* _Exercise requirements_: Copy down all of the data underneath, exactly as shown.

========================

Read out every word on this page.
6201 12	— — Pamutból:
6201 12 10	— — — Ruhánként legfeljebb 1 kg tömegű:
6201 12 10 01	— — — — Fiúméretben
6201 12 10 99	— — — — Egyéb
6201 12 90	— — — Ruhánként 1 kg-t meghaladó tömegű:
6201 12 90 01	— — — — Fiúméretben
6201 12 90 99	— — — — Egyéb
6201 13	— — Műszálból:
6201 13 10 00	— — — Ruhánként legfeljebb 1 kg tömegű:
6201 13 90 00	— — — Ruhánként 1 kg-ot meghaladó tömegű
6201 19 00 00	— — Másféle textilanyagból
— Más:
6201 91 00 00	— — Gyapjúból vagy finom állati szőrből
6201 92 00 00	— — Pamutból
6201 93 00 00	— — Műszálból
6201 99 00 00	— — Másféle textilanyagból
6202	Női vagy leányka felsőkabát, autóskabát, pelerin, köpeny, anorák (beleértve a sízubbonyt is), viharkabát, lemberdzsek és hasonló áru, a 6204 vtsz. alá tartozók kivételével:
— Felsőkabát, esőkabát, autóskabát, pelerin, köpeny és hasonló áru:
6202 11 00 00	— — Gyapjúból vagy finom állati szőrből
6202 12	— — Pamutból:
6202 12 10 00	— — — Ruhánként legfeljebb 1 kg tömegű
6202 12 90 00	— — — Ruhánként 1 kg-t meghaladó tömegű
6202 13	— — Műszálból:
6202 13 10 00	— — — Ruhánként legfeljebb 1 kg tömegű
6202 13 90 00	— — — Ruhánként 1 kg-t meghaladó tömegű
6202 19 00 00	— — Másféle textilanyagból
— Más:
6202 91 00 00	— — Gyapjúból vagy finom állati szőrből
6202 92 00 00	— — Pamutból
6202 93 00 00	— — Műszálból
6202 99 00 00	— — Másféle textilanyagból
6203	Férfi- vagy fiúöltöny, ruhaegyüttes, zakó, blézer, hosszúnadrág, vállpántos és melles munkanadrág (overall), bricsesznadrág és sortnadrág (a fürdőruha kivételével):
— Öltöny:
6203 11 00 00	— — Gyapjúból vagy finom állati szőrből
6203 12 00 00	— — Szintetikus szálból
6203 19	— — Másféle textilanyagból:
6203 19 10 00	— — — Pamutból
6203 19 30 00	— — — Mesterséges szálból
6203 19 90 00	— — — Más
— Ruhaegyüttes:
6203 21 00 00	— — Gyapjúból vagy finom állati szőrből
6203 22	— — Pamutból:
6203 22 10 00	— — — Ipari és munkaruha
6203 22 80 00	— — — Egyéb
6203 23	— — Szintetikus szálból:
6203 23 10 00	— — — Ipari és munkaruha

========================

* _Completed task_:
Read out every word on this page.
6201 12	— — Pamutból:
6201 12 10	— — — Ruhánként legfeljebb 1 kg tömegű:
6201 12 10 01	— — — — Fiúméretben
6201 12 10 99	— — — — Egyéb
6201 12 90	— — — Ruhánként 1 kg-t meghaladó tömegű:
6201 12 90 01	— — — — Fiúméretben
6201 12 90 99	— — — — Egyéb
6201 13	— — Műszálból:
6201 13 10 00	— — — Ruhánként legfeljebb 1 kg tömegű:
6201 13 90 00	— — — Ruhánként 1 kg-ot meghaladó tömegű
6201 19 00 00	— — Másféle textilanyagból
— Más:
6201 91 00 00	— — Gyapjúból vagy finom állati szőrből
6201 92 00 00	— — Pamutból
6201 93 00 00	— — Műszálból
6201 99 00 00	— — Másféle textilanyagból
6202	Női vagy leányka felsőkabát, autóskabát, pelerin, köpeny, anorák (beleértve a sízubbonyt is), viharkabát, lemberdzsek és hasonló áru, a 6204 vtsz. alá tartozók kivételével:
— Felsőkabát, esőkabát, autóskabát, pelerin, köpeny és hasonló áru:
6202 11 00 00	— — Gyapjúból vagy finom állati szőrből
6202 12	— — Pamutból:
6202 12 10 00	— — — Ruhánként legfeljebb 1 kg tömegű
6202 12 90 00	— — — Ruhánként 1 kg-t meghaladó tömegű
6202 13	— — Műszálból:
6202 13 10 00	— — — Ruhánként legfeljebb 1 kg tömegű
6202 13 90 00	— — — Ruhánként 1 kg-t meghaladó tömegű
6202 19 00 00	— — Másféle textilanyagból
— Más:
6202 91 00 00	— — Gyapjúból vagy finom állati szőrből
6202 92 00 00	— — Pamutból
6202 93 00 00	— — Műszálból
6202 99 00 00	— — Másféle textilanyagból
6203	Férfi- vagy fiúöltöny, ruhaegyüttes, zakó, blézer, hosszúnadrág, vállpántos és melles munkanadrág (overall), bricsesznadrág és sortnadrág (a fürdőruha kivételével):
— Öltöny:
6203 11 00 00	— — Gyapjúból vagy finom állati szőrből
6203 12 00 00	— — Szintetikus szálból
6203 19	— — Másféle textilanyagból:
6203 19 10 00	— — — Pamutból
6203 19 30 00	— — — Mesterséges szálból
6203 19 90 00	— — — Más
— Ruhaegyüttes:
6203 21 00 00	— — Gyapjúból vagy finom állati szőrből
6203 22	— — Pamutból:
6203 22 10 00	— — — Ipari és munkaruha
6203 22 80 00	— — — Egyéb
6203 23	— — Szintetikus szálból:
6203 23 10 00	— — — Ipari és munkaruha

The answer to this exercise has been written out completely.